_PROBLEM TO WORK ON:_ Could you write out every entry exactly as it stands?

================================

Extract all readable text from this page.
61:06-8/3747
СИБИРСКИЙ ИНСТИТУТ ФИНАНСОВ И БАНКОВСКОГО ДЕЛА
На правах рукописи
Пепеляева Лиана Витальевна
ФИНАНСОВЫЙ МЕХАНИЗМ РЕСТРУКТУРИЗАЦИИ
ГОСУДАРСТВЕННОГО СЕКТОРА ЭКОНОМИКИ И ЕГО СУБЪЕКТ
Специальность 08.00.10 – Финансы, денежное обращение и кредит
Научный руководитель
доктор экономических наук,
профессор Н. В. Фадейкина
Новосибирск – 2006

================================

_EXERCISE ANSWER:_
Extract all readable text from this page.
61:06-8/3747
СИБИРСКИЙ ИНСТИТУТ ФИНАНСОВ И БАНКОВСКОГО ДЕЛА
На правах рукописи
Пепеляева Лиана Витальевна
ФИНАНСОВЫЙ МЕХАНИЗМ РЕСТРУКТУРИЗАЦИИ
ГОСУДАРСТВЕННОГО СЕКТОРА ЭКОНОМИКИ И ЕГО СУБЪЕКТ
Специальность 08.00.10 – Финансы, денежное обращение и кредит
Научный руководитель
доктор экономических наук,
профессор Н. В. Фадейкина
Новосибирск – 2006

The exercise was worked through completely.